## THE EXERCISE:
Lines that include the word "nint" are the ones to copy.

|---|

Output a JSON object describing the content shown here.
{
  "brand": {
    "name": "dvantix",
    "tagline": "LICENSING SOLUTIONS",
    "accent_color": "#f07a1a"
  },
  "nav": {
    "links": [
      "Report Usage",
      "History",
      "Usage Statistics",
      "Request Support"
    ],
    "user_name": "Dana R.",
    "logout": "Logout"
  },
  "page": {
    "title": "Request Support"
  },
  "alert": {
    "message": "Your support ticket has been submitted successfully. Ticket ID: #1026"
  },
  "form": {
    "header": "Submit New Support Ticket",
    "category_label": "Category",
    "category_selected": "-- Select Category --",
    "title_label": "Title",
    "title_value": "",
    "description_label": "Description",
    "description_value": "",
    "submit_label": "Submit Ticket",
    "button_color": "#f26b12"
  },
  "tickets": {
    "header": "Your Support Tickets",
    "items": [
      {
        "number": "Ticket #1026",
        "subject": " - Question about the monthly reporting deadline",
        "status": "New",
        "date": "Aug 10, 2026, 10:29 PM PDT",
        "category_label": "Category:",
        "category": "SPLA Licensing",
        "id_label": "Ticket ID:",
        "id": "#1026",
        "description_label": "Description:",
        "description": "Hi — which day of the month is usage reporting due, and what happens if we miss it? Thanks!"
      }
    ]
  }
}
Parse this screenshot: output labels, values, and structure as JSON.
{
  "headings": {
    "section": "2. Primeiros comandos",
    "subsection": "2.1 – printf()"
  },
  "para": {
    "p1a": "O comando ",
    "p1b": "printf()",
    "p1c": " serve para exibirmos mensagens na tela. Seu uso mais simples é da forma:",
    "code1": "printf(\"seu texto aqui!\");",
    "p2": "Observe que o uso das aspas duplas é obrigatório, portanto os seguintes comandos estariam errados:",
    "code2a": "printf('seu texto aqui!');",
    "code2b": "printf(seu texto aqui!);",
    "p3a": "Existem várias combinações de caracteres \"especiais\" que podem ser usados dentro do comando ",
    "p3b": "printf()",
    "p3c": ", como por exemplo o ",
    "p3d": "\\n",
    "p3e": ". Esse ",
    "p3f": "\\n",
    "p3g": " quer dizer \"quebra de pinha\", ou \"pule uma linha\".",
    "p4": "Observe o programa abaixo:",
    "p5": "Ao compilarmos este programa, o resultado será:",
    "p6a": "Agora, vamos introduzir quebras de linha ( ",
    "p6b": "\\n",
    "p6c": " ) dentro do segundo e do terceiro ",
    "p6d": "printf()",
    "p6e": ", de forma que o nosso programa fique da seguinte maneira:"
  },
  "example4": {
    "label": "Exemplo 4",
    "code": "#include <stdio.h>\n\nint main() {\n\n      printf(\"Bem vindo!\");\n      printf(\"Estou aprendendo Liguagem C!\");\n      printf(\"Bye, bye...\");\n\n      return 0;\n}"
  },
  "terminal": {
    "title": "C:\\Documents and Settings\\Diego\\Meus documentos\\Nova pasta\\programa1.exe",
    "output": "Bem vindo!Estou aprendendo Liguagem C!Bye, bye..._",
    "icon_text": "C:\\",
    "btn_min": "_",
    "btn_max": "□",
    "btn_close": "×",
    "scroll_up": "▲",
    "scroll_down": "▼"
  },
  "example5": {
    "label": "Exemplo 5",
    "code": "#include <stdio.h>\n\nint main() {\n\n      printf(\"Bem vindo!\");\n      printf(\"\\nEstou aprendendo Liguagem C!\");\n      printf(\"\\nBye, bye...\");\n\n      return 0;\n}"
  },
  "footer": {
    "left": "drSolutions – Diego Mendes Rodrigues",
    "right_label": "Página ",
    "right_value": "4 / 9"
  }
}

|---|

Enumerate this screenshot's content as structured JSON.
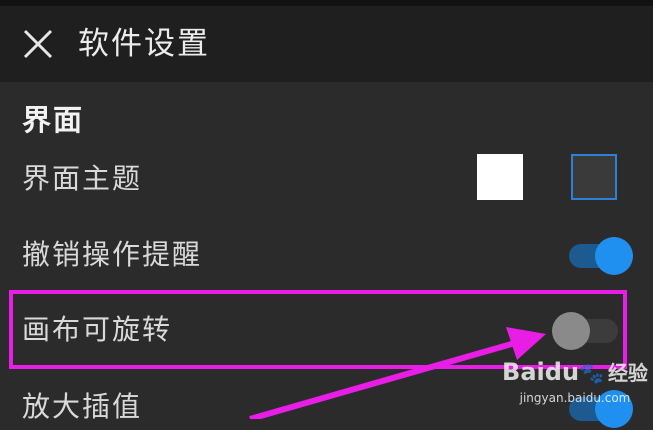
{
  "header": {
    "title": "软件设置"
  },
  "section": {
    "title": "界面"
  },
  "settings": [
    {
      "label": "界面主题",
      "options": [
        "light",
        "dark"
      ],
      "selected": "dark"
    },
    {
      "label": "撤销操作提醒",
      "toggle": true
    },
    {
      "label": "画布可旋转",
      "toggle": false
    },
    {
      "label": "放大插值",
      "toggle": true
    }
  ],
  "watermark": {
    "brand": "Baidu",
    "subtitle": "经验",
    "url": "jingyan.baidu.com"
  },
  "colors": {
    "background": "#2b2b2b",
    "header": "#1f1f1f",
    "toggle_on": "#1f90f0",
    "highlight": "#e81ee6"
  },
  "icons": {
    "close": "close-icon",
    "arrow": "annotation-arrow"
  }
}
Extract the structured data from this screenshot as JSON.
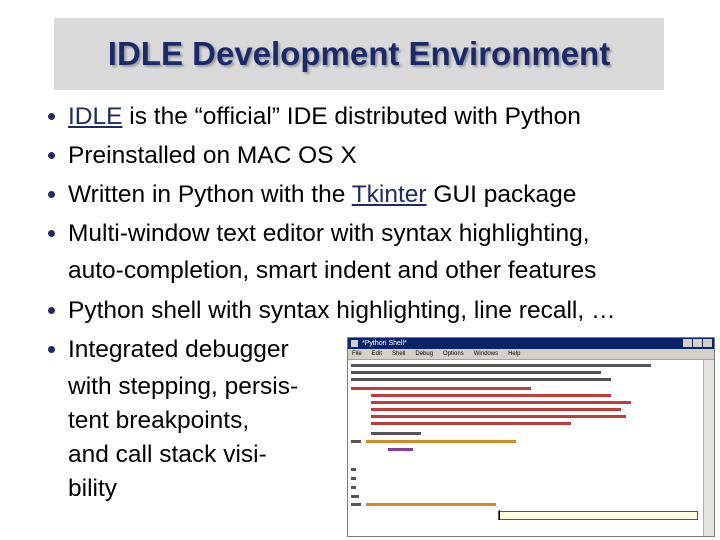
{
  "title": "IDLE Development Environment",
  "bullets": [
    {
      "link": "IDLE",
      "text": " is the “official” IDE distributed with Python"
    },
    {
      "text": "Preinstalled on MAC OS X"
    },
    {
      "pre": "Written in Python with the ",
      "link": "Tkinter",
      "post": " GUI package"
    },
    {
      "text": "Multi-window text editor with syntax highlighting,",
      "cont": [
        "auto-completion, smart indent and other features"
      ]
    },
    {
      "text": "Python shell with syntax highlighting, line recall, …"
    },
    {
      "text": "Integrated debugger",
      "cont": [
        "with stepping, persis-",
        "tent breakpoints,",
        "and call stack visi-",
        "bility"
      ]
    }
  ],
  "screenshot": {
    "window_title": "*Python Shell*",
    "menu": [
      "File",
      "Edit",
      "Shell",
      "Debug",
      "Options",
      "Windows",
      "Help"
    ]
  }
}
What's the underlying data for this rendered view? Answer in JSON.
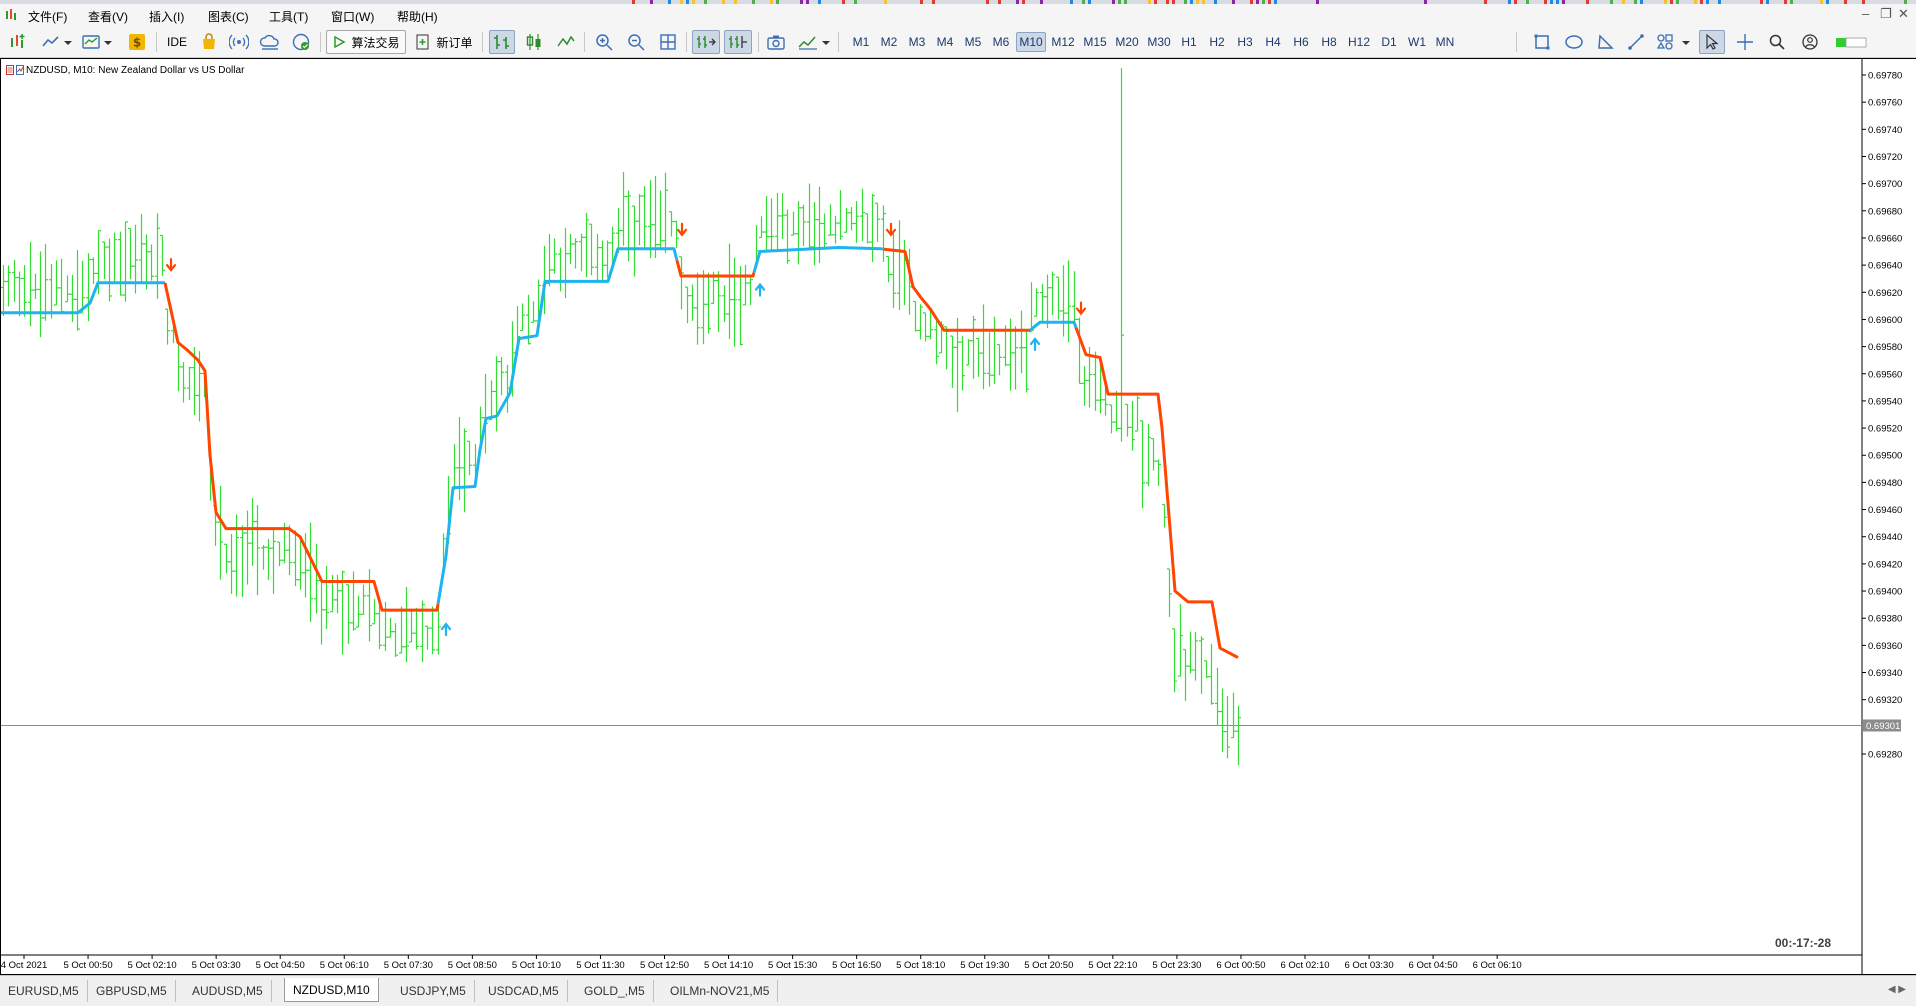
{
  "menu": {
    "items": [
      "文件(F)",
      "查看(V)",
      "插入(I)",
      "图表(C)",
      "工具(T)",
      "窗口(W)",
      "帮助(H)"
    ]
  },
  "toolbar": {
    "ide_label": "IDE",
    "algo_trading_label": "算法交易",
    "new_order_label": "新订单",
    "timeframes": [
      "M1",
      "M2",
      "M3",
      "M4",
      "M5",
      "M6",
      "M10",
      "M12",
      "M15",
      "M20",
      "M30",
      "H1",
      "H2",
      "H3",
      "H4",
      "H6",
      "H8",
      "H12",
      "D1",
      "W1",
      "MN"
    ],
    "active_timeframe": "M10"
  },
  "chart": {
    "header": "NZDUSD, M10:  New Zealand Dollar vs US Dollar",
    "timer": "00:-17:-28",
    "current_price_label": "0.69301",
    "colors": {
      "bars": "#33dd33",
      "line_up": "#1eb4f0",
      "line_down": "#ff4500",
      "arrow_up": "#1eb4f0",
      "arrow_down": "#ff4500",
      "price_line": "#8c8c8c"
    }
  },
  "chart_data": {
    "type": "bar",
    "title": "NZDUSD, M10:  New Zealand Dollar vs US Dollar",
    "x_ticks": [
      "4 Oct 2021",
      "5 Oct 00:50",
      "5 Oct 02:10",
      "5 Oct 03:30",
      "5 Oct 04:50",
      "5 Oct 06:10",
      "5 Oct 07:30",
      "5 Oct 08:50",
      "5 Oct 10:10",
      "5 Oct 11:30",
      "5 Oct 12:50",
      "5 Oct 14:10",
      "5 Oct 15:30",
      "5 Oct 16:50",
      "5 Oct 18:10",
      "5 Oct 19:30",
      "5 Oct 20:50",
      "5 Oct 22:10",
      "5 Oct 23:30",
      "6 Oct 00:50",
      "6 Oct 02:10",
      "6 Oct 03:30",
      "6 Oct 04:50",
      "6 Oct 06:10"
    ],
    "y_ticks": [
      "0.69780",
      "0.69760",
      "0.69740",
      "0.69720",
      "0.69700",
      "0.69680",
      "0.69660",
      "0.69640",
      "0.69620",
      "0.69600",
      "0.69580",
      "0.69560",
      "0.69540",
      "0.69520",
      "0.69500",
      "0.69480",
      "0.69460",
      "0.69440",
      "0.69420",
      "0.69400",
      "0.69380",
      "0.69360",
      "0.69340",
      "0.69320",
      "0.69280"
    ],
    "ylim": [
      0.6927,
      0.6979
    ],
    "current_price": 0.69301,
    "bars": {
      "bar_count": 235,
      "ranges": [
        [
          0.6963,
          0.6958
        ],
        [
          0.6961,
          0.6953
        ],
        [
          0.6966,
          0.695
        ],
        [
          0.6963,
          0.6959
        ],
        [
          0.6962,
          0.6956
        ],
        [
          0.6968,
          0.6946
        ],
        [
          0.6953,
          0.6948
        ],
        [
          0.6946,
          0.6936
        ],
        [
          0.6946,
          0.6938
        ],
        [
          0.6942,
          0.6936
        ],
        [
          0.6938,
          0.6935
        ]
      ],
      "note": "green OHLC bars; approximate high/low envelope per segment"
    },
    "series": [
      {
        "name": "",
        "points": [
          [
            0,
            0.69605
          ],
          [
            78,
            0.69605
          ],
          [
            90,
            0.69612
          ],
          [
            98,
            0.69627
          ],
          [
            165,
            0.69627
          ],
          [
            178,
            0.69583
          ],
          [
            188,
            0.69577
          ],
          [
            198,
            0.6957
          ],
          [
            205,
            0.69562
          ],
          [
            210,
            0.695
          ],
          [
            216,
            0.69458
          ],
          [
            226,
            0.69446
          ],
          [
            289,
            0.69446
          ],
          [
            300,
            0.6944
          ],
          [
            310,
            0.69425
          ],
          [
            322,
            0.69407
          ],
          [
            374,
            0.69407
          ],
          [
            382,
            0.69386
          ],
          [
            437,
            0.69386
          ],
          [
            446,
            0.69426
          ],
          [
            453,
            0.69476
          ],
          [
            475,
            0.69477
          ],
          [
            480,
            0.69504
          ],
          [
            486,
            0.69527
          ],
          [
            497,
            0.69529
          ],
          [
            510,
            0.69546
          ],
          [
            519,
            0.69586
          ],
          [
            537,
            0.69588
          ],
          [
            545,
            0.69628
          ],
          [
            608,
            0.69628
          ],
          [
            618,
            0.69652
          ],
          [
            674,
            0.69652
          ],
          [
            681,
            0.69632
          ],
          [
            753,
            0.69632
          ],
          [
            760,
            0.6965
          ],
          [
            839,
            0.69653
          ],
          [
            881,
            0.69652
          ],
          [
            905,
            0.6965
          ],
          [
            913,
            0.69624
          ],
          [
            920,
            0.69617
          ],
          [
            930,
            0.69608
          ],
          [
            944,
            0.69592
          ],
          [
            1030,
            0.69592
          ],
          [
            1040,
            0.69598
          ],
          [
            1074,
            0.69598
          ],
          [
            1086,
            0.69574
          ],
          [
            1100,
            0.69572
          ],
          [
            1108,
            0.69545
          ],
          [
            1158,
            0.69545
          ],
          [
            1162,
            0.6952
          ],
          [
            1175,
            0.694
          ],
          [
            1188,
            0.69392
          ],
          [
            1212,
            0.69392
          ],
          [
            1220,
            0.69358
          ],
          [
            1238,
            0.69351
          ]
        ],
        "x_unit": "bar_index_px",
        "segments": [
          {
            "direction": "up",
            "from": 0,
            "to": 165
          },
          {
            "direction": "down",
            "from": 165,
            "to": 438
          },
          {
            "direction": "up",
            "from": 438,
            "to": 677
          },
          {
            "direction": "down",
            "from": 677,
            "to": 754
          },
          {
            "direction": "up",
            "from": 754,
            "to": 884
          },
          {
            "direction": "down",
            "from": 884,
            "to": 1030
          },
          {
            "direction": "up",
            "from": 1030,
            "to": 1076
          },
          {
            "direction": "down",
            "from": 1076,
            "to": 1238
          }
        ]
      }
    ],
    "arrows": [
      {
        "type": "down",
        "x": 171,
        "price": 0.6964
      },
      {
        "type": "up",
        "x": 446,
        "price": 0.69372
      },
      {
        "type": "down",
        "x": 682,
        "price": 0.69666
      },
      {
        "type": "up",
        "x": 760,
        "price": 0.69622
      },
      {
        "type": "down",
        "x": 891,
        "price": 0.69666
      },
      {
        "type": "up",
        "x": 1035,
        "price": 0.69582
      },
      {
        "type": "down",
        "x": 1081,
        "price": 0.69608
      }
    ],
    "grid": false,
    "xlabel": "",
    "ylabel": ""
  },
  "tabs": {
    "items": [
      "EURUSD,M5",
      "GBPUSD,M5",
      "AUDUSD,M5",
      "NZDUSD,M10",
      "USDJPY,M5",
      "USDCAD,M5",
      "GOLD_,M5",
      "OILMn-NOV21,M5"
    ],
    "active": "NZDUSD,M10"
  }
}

|---|

## IN RESPONSE:
    "code": "#include <stdio.h>\n\nint main() {\n\n      printf(\"Bem vindo!\");\n      printf(\"Estou aprendendo Liguagem C!\");\n      printf(\"Bye, bye...\");\n\n      return 0;\n}"
    "code": "#include <stdio.h>\n\nint main() {\n\n      printf(\"Bem vindo!\");\n      printf(\"\\nEstou aprendendo Liguagem C!\");\n      printf(\"\\nBye, bye...\");\n\n      return 0;\n}"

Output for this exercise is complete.